Work required |
Copy every line that mentions the word "state".

Raw data |
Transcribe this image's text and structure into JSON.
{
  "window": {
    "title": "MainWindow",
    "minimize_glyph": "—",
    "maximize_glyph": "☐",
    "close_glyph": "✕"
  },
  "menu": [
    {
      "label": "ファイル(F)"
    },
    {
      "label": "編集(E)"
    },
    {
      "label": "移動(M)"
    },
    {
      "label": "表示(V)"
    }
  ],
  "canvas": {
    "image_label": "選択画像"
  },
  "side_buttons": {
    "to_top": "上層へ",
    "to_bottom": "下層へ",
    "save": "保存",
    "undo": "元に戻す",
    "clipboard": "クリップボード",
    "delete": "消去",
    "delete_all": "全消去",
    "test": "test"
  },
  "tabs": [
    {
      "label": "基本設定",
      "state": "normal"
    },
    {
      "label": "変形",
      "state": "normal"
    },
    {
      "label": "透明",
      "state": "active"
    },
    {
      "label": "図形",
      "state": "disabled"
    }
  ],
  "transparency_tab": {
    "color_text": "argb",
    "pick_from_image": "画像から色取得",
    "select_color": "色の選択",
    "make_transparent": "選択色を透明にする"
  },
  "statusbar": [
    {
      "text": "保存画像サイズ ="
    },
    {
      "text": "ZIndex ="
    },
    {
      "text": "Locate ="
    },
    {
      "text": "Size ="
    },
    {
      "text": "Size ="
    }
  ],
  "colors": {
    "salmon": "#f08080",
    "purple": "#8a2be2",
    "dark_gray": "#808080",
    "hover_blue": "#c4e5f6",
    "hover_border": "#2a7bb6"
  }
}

Solution below |
      "state": "normal"
      "state": "normal"
      "state": "active"
      "state": "disabled"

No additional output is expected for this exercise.